BRANO DI LETTURA

>>>>>

Nel verbo formare è presente un soggetto che si pone di fronte a un oggetto. L’azione del soggetto consiste nel dare una forma, nel condurre a maturità di forma l’oggetto che attende di passare da uno stato a un altro, da una potenzialità a un atto.
Sappiamo che non esistono parole innocenti, ma che dietro l’uso di un termine vi è sempre una realtà, una visione, una concezione dei rapporti.
Nel nostro caso il termine formare fa già pensare a una concezione pedagogica in cui il soggetto si pone di fronte all’oggetto (il maestro di fronte al discepolo; il formatore di fronte al giovane) con una visione della forma che egli già conosce e secondo la quale vuol plasmare la materia che si trova di fronte a lui.
Studiando il vocabolo in questione, il padre Leclercq annotava che il termine formazione deriva dal latino forma che designa originariamente l’immagine integrale, completa, di un essere giunto alla sua perfezione e maturità secondo la propria specie. Il vocabolo è applicato anche a tutto ciò che dice esemplarità e può servire da modello d’imitazione. In tal senso forma è talvolta sinonimo di norma sia nell’Antichità che nel Medioevo[1].
È importante vedere come il termine formazione fu considerato in parallelo a quello di direzione. Il Tanquerey nella sua opera Précis de Théologie Ascétique et Mystique, che con la sua larga diffusione e le sue molteplici traduzioni divenne un manuale semplice e completo nelle mani dei direttori spirituali[2], mostra come “l’oggetto della direzione è tutto ciò che riguarda la formazione spirituale delle anime”[3].
Parlando poi dei doveri di colui che è diretto, sottolinea come costui dovrà vedere, nella persona del suo direttore, Nostro Signore che esercita un’autorità sulle coscienze e a cui dovrà rispetto, fiducia, docilità[4].
Accettando il termine formare noi siamo perciò introdotti immediatamente a interrogarci su chi è il giovane che come causa materiale dobbiamo formare. E qui entriamo in una panoramica vasta, poiché ci troviamo di fronte a viventi e non di fronte a cose.
Dobbiamo poi interrogarci sul significato del termine evangelizzazione. Si apre allora un discorso teologico che richiede una trattazione a parte. Il termine evangelizzazione è, infatti, una acquisizione recente della teologia che assume significati differenti in sistemi teologici diversi e anche, soprattutto, in differenti aree geografiche.
Che cosa vuol dire, infatti, evangelizzare in America Latina e che cosa in Europa? Cosa significa in Africa e che cosa in Asia? Qual è il suo significato nella periferia urbana delle grandi megalopoli e quale nei villaggi della stessa area geografica? Qual è tra una popolazione altamente tecnologizzata e qual è in un mondo dove si vive ancora a bassissimi o inesistenti livelli tecnologici? In riferimento alla modernità, cosa vuol dire evangelizzare in un mondo che si trova ancora alle soglie della modernità o in un mondo che già si chiama postmoderno? In riferimento alla presenza tematica della gratia Christi, che cosa vuol dire in paesi di antica e consolidata cristianità (indipendentemente dall’adesione o no dei singoli) e che cosa in paesi ove la tematizzazione cristiana è completamente ignorata?

<<<<<

ESERCIZIO BREVE 1
Estrai, per favore, le voci dall'inizio fino alla riga che contiene "y-tick-label: 10⁴ — [36, 252, 71, 278]", estremi inclusi, e ripetile senza alcuna modifica.
Le voci che seguono non hanno alcun legame con il brano.

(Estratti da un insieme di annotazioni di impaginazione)
>>>>>

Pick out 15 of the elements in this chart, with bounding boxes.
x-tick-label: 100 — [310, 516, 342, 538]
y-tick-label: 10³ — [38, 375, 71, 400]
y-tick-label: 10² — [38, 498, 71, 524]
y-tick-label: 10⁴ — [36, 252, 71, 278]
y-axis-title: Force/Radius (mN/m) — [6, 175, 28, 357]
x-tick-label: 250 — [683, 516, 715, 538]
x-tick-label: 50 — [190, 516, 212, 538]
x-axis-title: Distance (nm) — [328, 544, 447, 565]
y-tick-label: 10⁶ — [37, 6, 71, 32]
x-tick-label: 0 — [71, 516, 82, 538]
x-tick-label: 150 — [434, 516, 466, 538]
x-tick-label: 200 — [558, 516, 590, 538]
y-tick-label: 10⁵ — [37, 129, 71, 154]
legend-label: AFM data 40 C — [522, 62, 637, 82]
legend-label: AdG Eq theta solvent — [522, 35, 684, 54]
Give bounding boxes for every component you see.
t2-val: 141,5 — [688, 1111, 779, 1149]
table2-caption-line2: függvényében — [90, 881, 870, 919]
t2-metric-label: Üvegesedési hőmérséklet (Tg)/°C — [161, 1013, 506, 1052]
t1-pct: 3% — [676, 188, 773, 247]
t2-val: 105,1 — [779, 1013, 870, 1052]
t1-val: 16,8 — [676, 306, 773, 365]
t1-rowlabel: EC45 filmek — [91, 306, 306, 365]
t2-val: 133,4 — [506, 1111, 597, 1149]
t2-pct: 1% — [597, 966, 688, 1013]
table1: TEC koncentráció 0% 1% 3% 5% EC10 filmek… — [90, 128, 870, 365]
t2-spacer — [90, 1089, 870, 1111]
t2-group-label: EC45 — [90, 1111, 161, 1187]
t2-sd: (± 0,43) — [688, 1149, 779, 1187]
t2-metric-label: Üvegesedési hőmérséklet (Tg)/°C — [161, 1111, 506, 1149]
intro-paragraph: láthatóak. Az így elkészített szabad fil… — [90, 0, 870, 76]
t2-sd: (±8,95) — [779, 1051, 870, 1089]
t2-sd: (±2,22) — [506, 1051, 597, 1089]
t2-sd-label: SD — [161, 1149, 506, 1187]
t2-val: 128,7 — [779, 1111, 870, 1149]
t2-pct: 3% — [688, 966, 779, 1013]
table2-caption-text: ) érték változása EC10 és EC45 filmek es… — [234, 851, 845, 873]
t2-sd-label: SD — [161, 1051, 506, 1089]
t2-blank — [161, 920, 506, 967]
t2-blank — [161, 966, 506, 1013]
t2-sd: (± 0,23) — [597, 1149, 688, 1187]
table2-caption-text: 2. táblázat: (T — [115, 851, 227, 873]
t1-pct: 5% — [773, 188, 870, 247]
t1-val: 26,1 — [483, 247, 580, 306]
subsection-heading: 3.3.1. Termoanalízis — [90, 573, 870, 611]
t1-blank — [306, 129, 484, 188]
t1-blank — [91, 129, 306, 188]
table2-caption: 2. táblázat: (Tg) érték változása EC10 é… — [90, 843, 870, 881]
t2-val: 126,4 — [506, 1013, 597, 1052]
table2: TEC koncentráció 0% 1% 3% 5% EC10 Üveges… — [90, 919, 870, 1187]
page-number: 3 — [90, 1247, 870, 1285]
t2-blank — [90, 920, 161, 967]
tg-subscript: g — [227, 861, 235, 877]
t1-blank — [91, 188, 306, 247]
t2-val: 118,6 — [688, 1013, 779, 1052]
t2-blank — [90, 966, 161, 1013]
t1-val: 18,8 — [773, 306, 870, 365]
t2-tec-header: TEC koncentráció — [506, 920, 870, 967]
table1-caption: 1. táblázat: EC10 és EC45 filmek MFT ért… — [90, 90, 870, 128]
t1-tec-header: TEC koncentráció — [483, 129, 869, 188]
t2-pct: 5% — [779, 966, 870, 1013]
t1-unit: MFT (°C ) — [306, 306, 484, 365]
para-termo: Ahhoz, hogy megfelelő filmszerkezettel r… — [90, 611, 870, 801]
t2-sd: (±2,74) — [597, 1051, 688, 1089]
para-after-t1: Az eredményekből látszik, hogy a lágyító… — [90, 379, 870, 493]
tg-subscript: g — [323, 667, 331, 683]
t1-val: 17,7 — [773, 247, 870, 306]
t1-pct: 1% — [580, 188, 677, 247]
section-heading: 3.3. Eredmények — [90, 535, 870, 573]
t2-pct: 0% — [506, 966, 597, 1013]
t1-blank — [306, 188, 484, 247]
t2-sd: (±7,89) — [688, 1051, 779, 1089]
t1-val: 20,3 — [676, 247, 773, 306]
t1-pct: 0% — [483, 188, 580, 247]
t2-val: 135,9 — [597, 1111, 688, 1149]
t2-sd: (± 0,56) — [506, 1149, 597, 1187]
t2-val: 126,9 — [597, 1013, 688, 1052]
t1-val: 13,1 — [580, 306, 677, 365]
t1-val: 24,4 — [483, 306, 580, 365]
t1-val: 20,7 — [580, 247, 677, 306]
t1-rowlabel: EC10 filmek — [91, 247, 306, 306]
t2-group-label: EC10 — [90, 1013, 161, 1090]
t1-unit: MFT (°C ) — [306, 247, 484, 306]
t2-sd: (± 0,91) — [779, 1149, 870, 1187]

<<<<<

ESERCIZIO BREVE 2
Stabilisci se ciascuna affermazione concorda con il brano, rispondendo sì o no e citando le parole del brano che lo decidono. (a) Il termine formazione deriva dal latino forma. (b) Il termine evangelizzazione è un'acquisizione antica della teologia. (c) Quando si forma il giovane ci si trova di fronte a cose.

RISPOSTA COMPLETA 1
Pick out 15 of the elements in this chart, with bounding boxes.
x-tick-label: 100 — [310, 516, 342, 538]
y-tick-label: 10³ — [38, 375, 71, 400]
y-tick-label: 10² — [38, 498, 71, 524]
y-tick-label: 10⁴ — [36, 252, 71, 278]

RISPOSTA COMPLETA 2
(a) Sì: "il termine formazione deriva dal latino forma".
(b) No: "Il termine evangelizzazione è, infatti, una acquisizione recente della teologia".
(c) No: "ci troviamo di fronte a viventi e non di fronte a cose".